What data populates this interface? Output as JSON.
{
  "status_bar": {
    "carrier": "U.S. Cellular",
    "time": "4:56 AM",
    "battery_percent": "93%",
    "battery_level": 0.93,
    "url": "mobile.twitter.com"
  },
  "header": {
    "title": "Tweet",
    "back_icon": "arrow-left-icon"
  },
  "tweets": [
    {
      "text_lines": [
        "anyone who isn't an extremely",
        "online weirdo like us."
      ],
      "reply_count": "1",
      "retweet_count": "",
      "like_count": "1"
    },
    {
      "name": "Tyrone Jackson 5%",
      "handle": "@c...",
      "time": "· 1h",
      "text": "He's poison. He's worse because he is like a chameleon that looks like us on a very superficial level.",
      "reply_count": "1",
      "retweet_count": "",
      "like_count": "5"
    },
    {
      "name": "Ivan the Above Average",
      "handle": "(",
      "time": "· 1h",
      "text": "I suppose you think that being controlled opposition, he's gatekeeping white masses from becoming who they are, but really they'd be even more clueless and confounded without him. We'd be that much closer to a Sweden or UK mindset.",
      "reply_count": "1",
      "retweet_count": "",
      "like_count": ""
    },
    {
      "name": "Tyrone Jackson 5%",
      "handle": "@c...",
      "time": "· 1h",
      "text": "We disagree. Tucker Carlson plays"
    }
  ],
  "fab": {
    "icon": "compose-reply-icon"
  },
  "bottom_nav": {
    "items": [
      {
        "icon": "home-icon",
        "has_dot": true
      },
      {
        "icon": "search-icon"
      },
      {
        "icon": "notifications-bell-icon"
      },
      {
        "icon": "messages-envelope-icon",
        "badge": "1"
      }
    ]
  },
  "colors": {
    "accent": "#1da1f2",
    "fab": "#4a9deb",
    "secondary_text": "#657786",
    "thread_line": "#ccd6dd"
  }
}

# # # # # # #

◆ **What is asked**:
Copy out the data shown above without altering anything.

◆ **Output for this exercise**:
What data populates this interface? Output as JSON.
{
  "status_bar": {
    "carrier": "U.S. Cellular",
    "time": "4:56 AM",
    "battery_percent": "93%",
    "battery_level": 0.93,
    "url": "mobile.twitter.com"
  },
  "header": {
    "title": "Tweet",
    "back_icon": "arrow-left-icon"
  },
  "tweets": [
    {
      "text_lines": [
        "anyone who isn't an extremely",
        "online weirdo like us."
      ],
      "reply_count": "1",
      "retweet_count": "",
      "like_count": "1"
    },
    {
      "name": "Tyrone Jackson 5%",
      "handle": "@c...",
      "time": "· 1h",
      "text": "He's poison. He's worse because he is like a chameleon that looks like us on a very superficial level.",
      "reply_count": "1",
      "retweet_count": "",
      "like_count": "5"
    },
    {
      "name": "Ivan the Above Average",
      "handle": "(",
      "time": "· 1h",
      "text": "I suppose you think that being controlled opposition, he's gatekeeping white masses from becoming who they are, but really they'd be even more clueless and confounded without him. We'd be that much closer to a Sweden or UK mindset.",
      "reply_count": "1",
      "retweet_count": "",
      "like_count": ""
    },
    {
      "name": "Tyrone Jackson 5%",
      "handle": "@c...",
      "time": "· 1h",
      "text": "We disagree. Tucker Carlson plays"
    }
  ],
  "fab": {
    "icon": "compose-reply-icon"
  },
  "bottom_nav": {
    "items": [
      {
        "icon": "home-icon",
        "has_dot": true
      },
      {
        "icon": "search-icon"
      },
      {
        "icon": "notifications-bell-icon"
      },
      {
        "icon": "messages-envelope-icon",
        "badge": "1"
      }
    ]
  },
  "colors": {
    "accent": "#1da1f2",
    "fab": "#4a9deb",
    "secondary_text": "#657786",
    "thread_line": "#ccd6dd"
  }
}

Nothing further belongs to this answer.